▶ [Objective]: Determine how many lines hold "this" and give only that number.

▶ [Supplied records]:
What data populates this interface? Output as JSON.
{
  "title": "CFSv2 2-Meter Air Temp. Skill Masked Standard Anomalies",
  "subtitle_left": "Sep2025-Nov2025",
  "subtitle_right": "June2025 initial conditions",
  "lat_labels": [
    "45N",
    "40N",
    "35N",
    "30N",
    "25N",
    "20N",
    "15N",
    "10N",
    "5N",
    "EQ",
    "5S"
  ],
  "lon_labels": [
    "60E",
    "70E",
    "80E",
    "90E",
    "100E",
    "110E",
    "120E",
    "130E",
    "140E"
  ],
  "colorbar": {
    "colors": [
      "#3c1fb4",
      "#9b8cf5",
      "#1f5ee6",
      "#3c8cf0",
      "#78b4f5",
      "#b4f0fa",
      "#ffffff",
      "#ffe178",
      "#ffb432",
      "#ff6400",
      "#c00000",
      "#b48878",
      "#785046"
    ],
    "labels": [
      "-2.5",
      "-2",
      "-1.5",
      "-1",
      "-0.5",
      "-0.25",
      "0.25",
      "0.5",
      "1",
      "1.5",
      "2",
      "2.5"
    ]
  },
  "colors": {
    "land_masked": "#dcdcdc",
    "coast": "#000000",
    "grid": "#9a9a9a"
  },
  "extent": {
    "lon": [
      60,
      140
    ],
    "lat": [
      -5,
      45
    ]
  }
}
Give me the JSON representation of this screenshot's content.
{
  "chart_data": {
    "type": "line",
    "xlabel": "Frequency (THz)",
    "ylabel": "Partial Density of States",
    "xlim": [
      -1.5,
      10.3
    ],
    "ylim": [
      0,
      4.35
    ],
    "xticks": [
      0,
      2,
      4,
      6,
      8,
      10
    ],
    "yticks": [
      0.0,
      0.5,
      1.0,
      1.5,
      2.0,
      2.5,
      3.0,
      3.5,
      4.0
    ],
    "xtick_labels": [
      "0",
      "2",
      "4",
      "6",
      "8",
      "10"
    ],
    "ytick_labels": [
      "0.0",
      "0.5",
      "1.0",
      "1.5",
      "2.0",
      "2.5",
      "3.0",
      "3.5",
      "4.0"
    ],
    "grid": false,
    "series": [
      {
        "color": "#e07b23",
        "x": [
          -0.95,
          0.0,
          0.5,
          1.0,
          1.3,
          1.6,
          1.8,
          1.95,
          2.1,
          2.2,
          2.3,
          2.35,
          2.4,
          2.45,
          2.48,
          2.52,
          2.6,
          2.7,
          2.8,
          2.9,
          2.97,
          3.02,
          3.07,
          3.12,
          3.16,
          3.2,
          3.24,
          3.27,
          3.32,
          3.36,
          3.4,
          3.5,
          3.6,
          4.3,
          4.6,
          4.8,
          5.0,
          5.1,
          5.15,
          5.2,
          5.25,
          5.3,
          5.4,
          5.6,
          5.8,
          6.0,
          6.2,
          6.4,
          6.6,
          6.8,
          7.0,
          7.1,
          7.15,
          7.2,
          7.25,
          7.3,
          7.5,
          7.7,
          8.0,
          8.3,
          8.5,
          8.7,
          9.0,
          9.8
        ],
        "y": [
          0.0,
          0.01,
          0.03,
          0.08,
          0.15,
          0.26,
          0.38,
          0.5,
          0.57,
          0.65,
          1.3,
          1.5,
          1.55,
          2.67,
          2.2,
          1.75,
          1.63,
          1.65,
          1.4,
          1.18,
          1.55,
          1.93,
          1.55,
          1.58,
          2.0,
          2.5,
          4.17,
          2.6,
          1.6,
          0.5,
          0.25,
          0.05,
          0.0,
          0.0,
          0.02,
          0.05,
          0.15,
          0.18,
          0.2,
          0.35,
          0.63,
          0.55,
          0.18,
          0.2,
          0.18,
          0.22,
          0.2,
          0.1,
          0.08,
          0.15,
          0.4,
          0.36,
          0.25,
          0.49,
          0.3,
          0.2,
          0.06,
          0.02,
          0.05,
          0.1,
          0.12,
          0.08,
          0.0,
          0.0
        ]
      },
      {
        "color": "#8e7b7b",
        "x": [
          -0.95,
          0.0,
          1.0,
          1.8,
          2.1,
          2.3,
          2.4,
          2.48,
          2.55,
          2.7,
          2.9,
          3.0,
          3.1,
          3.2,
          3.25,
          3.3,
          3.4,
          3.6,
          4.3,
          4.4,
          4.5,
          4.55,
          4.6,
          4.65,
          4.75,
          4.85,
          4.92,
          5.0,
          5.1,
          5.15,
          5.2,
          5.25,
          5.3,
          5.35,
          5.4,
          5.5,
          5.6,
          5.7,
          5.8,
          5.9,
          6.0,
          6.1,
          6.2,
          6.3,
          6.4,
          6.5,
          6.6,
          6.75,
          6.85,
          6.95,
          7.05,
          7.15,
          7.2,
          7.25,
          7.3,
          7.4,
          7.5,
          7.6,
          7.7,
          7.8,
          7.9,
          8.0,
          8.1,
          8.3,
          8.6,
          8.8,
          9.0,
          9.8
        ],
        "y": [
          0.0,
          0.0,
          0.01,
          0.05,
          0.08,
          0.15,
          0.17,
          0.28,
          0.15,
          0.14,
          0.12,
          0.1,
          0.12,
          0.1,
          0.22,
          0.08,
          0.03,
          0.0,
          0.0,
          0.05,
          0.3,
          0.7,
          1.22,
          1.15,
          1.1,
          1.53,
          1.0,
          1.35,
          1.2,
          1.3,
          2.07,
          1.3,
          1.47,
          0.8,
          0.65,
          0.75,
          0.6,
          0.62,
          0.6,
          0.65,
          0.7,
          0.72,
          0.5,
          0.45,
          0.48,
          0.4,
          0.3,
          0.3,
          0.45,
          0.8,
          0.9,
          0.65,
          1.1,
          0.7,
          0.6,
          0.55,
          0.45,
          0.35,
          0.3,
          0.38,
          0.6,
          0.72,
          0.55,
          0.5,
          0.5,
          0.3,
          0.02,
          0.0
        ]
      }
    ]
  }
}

▶ [The response]: 2